** start of MATERIAL PROVIDED **
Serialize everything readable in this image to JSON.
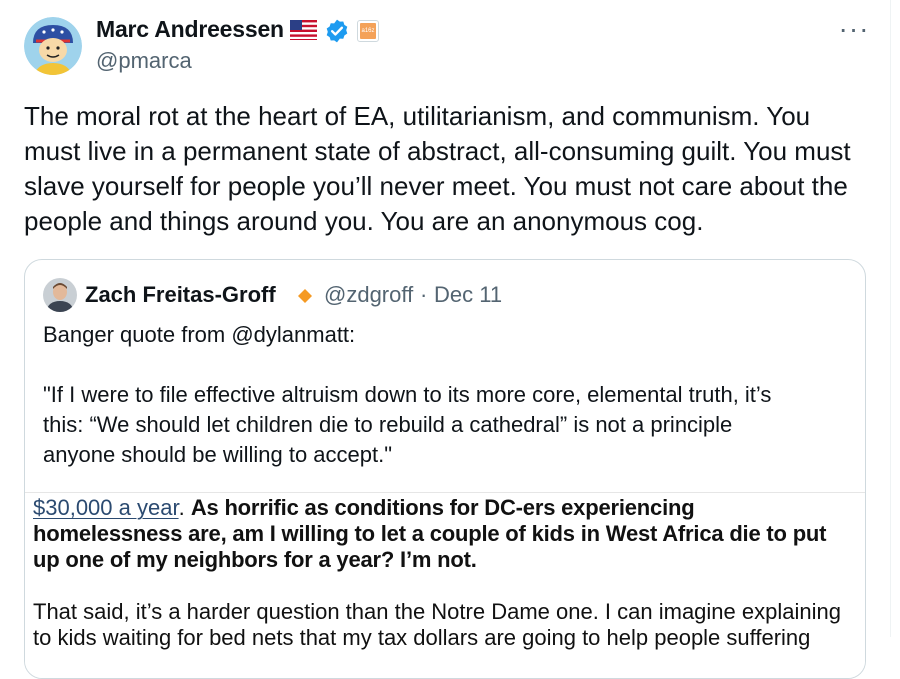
{
  "author": {
    "name": "Marc Andreessen",
    "handle": "@pmarca",
    "affiliation_badge": "a16z"
  },
  "icons": [
    "flag-icon",
    "verified-icon",
    "more-icon",
    "diamond-icon"
  ],
  "colors": {
    "verified": "#1d9bf0",
    "handle": "#536471",
    "link": "#2b4a70",
    "diamond": "#f59a23"
  },
  "more_label": "···",
  "tweet": {
    "lines": [
      "The moral rot at the heart of EA, utilitarianism, and communism. You",
      "must live in a permanent state of abstract, all-consuming guilt. You must",
      "slave yourself for people you’ll never meet. You must not care about the",
      "people and things around you. You are an anonymous cog."
    ]
  },
  "quote": {
    "name": "Zach Freitas-Groff",
    "handle": "@zdgroff",
    "separator": "·",
    "date": "Dec 11",
    "line1": "Banger quote from @dylanmatt:",
    "body_lines": [
      "\"If I were to file effective altruism down to its more core, elemental truth, it’s",
      "this: “We should let children die to rebuild a cathedral” is not a principle",
      "anyone should be willing to accept.\""
    ],
    "embed": {
      "link_text": "$30,000 a year",
      "link_after": ". ",
      "bold_1": "As horrific as conditions for DC-ers experiencing",
      "bold_2": "homelessness are, am I willing to let a couple of kids in West Africa die to put",
      "bold_3": "up one of my neighbors for a year? I’m not.",
      "line_4": "That said, it’s a harder question than the Notre Dame one. I can imagine explaining",
      "line_5": "to kids waiting for bed nets that my tax dollars are going to help people suffering"
    }
  }
}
** end of MATERIAL PROVIDED **
§ TASK DETAILS: Copy the material above exactly and drop the pictures.

§ RESULT FOR THIS TASK:
Serialize everything readable in this image to JSON.
{
  "author": {
    "name": "Marc Andreessen",
    "handle": "@pmarca",
    "affiliation_badge": "a16z"
  },
  "icons": [
    "flag-icon",
    "verified-icon",
    "more-icon",
    "diamond-icon"
  ],
  "colors": {
    "verified": "#1d9bf0",
    "handle": "#536471",
    "link": "#2b4a70",
    "diamond": "#f59a23"
  },
  "more_label": "···",
  "tweet": {
    "lines": [
      "The moral rot at the heart of EA, utilitarianism, and communism. You",
      "must live in a permanent state of abstract, all-consuming guilt. You must",
      "slave yourself for people you’ll never meet. You must not care about the",
      "people and things around you. You are an anonymous cog."
    ]
  },
  "quote": {
    "name": "Zach Freitas-Groff",
    "handle": "@zdgroff",
    "separator": "·",
    "date": "Dec 11",
    "line1": "Banger quote from @dylanmatt:",
    "body_lines": [
      "\"If I were to file effective altruism down to its more core, elemental truth, it’s",
      "this: “We should let children die to rebuild a cathedral” is not a principle",
      "anyone should be willing to accept.\""
    ],
    "embed": {
      "link_text": "$30,000 a year",
      "link_after": ". ",
      "bold_1": "As horrific as conditions for DC-ers experiencing",
      "bold_2": "homelessness are, am I willing to let a couple of kids in West Africa die to put",
      "bold_3": "up one of my neighbors for a year? I’m not.",
      "line_4": "That said, it’s a harder question than the Notre Dame one. I can imagine explaining",
      "line_5": "to kids waiting for bed nets that my tax dollars are going to help people suffering"
    }
  }
}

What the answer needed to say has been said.